SELECTION:
•••••
0

I am trying to load 160gb csv file to sql and I am using powershell script I got from Github and I get this error

    IException calling "Add" with "1" argument(s): "Input array is longer than the number of columns in this table."
At C:\b.ps1:54 char:26
+ [void]$datatable.Rows.Add <<<< ($line.Split($delimiter))
    + CategoryInfo          : NotSpecified: (:) [], MethodInvocationException
    + FullyQualifiedErrorId : DotNetMethodException

So I checked the same code with small 3 line csv and all of the columns match and also have header in first row and there are no extra delimiters not sure why I am getting this error.

The code is below

<# 8-faster-runspaces.ps1 #>
# Set CSV attributes
$csv = "M:\d\s.txt"
•••••
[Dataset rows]
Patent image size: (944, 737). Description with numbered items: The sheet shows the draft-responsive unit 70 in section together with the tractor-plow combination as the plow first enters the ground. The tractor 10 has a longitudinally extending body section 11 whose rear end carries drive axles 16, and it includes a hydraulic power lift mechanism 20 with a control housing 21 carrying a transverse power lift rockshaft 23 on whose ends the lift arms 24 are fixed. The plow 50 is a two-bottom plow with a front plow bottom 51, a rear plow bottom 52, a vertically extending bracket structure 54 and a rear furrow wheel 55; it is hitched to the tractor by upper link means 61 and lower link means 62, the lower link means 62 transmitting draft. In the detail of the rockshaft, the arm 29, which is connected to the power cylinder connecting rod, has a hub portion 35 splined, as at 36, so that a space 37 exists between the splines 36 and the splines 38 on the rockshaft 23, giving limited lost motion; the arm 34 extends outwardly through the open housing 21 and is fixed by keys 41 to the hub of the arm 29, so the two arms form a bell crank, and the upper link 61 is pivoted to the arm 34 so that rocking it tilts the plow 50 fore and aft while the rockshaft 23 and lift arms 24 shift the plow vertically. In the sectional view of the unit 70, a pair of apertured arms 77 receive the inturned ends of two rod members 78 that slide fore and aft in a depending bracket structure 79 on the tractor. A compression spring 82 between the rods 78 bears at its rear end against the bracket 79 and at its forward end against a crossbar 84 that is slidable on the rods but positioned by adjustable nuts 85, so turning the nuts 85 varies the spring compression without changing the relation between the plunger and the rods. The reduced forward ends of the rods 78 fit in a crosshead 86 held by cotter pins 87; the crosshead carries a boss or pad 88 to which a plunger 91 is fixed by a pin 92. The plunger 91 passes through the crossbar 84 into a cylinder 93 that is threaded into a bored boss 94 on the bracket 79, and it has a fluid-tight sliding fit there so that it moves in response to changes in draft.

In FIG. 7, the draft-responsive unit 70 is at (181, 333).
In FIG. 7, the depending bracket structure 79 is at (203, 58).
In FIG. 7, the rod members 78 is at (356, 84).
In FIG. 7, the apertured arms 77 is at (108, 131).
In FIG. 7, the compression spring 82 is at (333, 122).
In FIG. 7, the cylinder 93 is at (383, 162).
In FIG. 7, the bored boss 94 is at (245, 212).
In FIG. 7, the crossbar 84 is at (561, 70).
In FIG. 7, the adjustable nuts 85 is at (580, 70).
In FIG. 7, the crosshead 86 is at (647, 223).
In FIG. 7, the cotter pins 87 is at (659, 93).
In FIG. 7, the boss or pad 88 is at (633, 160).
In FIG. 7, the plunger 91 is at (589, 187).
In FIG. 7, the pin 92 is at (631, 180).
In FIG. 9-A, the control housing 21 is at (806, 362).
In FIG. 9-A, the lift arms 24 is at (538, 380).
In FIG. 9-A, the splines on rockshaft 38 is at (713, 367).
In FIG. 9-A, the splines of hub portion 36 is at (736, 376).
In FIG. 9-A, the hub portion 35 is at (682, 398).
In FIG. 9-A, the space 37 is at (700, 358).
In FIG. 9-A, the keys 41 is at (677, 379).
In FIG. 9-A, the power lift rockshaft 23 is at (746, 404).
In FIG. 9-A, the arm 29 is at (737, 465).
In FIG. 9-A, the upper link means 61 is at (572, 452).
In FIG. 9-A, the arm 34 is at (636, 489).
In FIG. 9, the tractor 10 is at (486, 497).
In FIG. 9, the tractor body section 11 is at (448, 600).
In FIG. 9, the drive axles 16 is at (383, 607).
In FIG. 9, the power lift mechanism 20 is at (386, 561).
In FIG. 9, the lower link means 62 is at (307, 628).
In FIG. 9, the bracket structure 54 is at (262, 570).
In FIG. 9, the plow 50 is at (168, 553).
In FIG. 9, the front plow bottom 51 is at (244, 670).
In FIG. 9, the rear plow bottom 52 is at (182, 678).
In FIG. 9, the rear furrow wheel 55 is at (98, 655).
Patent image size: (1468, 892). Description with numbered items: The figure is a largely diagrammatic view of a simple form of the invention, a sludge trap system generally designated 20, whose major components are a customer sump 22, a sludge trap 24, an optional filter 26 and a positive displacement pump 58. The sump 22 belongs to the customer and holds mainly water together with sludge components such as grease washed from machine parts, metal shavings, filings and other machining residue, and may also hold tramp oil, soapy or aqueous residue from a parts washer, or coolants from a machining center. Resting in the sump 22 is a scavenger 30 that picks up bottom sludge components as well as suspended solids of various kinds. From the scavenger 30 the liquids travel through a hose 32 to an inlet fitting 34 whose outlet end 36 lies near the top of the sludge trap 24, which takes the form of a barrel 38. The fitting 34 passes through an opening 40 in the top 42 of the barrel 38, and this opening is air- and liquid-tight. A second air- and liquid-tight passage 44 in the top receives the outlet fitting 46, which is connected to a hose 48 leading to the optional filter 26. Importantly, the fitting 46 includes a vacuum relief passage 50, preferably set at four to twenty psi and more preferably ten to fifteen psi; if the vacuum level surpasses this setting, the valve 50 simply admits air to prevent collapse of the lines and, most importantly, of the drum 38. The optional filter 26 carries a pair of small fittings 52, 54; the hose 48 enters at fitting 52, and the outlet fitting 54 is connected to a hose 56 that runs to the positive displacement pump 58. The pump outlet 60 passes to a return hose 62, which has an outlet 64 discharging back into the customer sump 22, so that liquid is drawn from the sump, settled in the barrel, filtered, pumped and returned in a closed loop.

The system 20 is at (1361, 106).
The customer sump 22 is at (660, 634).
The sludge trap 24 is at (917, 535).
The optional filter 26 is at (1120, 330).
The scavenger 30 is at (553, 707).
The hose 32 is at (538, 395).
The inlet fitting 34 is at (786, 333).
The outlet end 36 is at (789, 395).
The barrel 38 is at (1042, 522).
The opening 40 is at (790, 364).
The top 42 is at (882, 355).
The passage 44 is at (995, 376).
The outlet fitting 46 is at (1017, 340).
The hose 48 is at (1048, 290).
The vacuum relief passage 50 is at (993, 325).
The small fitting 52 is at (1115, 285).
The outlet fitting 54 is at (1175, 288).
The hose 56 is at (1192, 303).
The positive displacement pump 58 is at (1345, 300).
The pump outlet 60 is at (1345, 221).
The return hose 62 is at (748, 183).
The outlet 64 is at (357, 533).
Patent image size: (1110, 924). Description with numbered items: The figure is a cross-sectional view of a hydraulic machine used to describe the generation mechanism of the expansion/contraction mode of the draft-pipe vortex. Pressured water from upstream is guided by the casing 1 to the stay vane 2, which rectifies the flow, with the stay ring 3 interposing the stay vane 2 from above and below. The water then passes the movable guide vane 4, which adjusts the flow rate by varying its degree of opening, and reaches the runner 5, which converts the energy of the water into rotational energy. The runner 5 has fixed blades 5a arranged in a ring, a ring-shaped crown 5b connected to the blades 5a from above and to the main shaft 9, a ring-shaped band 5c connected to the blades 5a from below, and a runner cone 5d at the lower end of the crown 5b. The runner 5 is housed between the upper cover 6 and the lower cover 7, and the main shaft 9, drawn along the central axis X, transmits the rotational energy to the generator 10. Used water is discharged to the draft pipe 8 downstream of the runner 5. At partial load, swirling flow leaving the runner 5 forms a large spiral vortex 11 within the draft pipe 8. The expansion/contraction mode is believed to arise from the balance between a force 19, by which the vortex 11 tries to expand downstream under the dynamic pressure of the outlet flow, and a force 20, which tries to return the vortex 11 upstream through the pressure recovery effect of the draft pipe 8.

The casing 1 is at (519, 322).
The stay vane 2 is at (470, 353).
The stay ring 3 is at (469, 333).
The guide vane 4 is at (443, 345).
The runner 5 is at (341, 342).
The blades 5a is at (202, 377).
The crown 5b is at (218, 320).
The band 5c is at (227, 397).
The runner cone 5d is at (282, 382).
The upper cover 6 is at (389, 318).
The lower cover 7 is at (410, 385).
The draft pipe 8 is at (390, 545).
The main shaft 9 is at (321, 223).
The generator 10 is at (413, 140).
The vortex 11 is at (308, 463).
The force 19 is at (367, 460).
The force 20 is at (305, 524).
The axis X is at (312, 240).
•••••
EXERCISE SET:
• A. Answer these questions about the forum post:
(i) How large is the CSV file the poster is trying to load?
(ii) At which line of C:\b.ps1 does the error occur?
(iii) What path is assigned to $csv in the code?
• B. Print the part of the records that opens with the line containing "Patent image size: (1110, 924)." and runs through the end of the records, including both ends.

RESULTS:
• A.
(i) 160gb
(ii) Line 54
(iii) M:\d\s.txt

• B.
Patent image size: (1110, 924). Description with numbered items: The figure is a cross-sectional view of a hydraulic machine used to describe the generation mechanism of the expansion/contraction mode of the draft-pipe vortex. Pressured water from upstream is guided by the casing 1 to the stay vane 2, which rectifies the flow, with the stay ring 3 interposing the stay vane 2 from above and below. The water then passes the movable guide vane 4, which adjusts the flow rate by varying its degree of opening, and reaches the runner 5, which converts the energy of the water into rotational energy. The runner 5 has fixed blades 5a arranged in a ring, a ring-shaped crown 5b connected to the blades 5a from above and to the main shaft 9, a ring-shaped band 5c connected to the blades 5a from below, and a runner cone 5d at the lower end of the crown 5b. The runner 5 is housed between the upper cover 6 and the lower cover 7, and the main shaft 9, drawn along the central axis X, transmits the rotational energy to the generator 10. Used water is discharged to the draft pipe 8 downstream of the runner 5. At partial load, swirling flow leaving the runner 5 forms a large spiral vortex 11 within the draft pipe 8. The expansion/contraction mode is believed to arise from the balance between a force 19, by which the vortex 11 tries to expand downstream under the dynamic pressure of the outlet flow, and a force 20, which tries to return the vortex 11 upstream through the pressure recovery effect of the draft pipe 8.

The casing 1 is at (519, 322).
The stay vane 2 is at (470, 353).
The stay ring 3 is at (469, 333).
The guide vane 4 is at (443, 345).
The runner 5 is at (341, 342).
The blades 5a is at (202, 377).
The crown 5b is at (218, 320).
The band 5c is at (227, 397).
The runner cone 5d is at (282, 382).
The upper cover 6 is at (389, 318).
The lower cover 7 is at (410, 385).
The draft pipe 8 is at (390, 545).
The main shaft 9 is at (321, 223).
The generator 10 is at (413, 140).
The vortex 11 is at (308, 463).
The force 19 is at (367, 460).
The force 20 is at (305, 524).
The axis X is at (312, 240).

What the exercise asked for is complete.